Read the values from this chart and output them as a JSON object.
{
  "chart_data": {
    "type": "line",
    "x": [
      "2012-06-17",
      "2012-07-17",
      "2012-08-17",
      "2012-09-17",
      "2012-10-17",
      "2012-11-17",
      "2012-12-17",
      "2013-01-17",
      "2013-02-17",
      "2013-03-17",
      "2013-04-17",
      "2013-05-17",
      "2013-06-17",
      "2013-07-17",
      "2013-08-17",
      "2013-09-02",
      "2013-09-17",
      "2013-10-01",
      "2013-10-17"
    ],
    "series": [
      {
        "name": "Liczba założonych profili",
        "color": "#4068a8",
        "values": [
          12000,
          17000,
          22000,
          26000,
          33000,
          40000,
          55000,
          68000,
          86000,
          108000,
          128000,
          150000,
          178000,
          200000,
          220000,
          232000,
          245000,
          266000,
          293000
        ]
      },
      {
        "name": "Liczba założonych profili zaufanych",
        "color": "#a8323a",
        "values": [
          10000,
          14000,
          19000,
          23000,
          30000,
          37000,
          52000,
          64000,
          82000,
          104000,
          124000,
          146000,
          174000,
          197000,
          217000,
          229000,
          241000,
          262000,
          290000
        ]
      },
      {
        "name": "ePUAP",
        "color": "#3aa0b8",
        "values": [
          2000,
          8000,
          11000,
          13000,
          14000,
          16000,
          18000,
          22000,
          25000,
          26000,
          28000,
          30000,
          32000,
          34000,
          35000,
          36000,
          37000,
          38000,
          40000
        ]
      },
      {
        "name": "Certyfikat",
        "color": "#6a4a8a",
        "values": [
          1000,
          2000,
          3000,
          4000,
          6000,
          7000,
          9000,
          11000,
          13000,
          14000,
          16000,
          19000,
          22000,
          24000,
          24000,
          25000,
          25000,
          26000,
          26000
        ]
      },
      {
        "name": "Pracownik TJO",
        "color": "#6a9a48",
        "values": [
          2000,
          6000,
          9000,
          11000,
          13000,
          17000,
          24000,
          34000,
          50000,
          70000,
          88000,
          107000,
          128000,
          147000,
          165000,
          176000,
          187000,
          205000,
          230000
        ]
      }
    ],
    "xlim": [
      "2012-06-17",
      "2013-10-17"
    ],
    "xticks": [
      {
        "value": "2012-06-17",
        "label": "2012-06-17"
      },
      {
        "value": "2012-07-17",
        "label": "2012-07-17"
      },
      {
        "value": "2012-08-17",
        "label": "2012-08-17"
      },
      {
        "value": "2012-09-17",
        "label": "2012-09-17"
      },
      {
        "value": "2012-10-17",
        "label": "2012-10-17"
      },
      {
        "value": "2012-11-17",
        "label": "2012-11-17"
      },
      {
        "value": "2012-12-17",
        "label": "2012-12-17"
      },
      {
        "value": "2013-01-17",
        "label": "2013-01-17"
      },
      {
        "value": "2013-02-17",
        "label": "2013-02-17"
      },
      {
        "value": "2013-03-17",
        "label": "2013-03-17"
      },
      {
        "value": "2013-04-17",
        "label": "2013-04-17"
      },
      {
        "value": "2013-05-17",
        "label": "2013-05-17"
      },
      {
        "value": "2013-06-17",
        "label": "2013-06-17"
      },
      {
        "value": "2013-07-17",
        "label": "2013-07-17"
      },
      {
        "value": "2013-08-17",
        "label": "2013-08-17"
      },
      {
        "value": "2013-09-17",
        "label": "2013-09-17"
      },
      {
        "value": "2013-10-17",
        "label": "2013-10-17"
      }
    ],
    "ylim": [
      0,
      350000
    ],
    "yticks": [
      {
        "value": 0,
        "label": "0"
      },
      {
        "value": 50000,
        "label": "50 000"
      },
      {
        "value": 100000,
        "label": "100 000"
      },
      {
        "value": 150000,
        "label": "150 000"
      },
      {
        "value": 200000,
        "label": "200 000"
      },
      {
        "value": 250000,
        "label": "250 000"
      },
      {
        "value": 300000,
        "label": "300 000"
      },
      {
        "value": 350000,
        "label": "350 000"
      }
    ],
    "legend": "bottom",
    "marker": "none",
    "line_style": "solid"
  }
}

------

**Work to be completed**
Looking at the data above, show all lines where the word "profili" occurs.

**Solution to this exercise**
        "name": "Liczba założonych profili",
        "name": "Liczba założonych profili zaufanych",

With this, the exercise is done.